EXERCISE -
Count every line that has the word "icon". Give the number, without anything more.

RAW DATA -

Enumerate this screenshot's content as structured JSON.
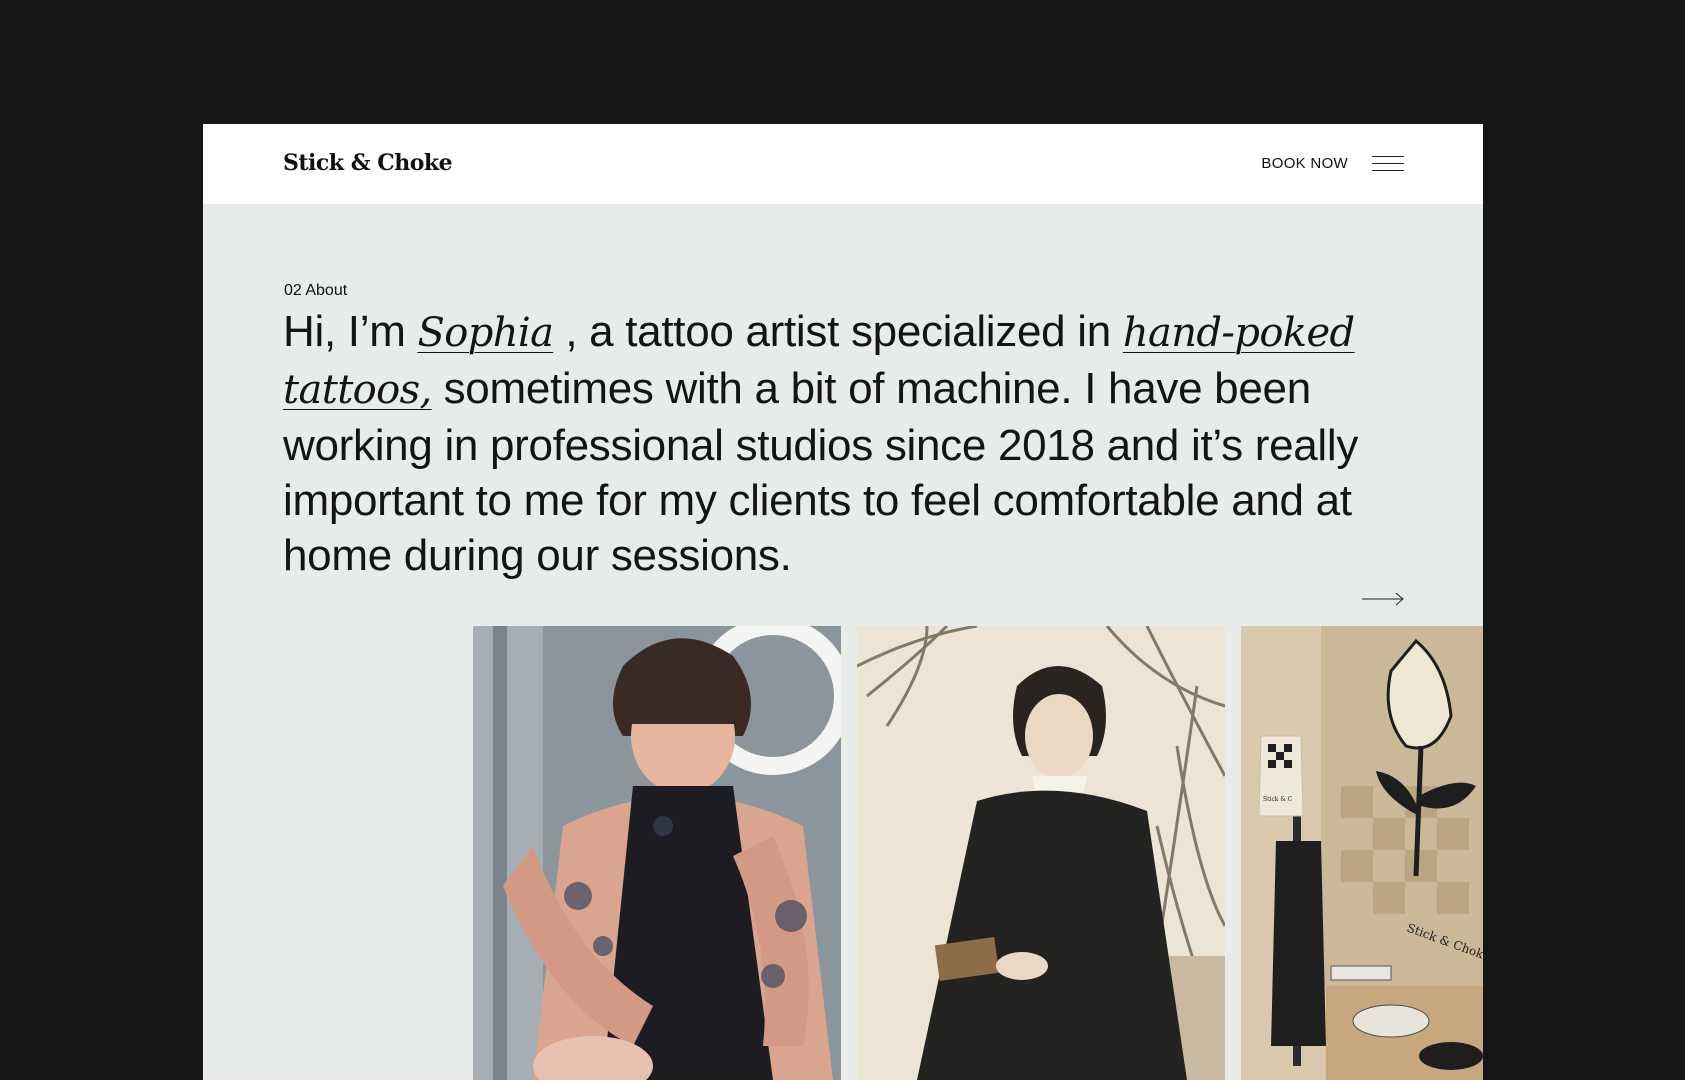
{
  "header": {
    "logo": "Stick & Choke",
    "book_now_label": "BOOK NOW",
    "menu_icon": "hamburger-icon"
  },
  "about": {
    "section_label": "02 About",
    "intro_part1": "Hi, I’m ",
    "intro_name": "Sophia",
    "intro_part2": " , a tattoo artist specialized in ",
    "intro_specialty": "hand-poked tattoos,",
    "intro_part3": " sometimes with a bit of machine. I have been working in professional studios since 2018 and it’s really important to me for my clients to feel comfortable and at home during our sessions.",
    "next_icon": "arrow-right-icon"
  },
  "gallery": {
    "photo_banner_text": "Stick & Choke",
    "photo_tote_text": "Stick & C"
  },
  "colors": {
    "page_background": "#161619",
    "header_background": "#ffffff",
    "section_background": "#e7ece8",
    "text": "#141417"
  }
}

ANSWER TO THE TASK -
2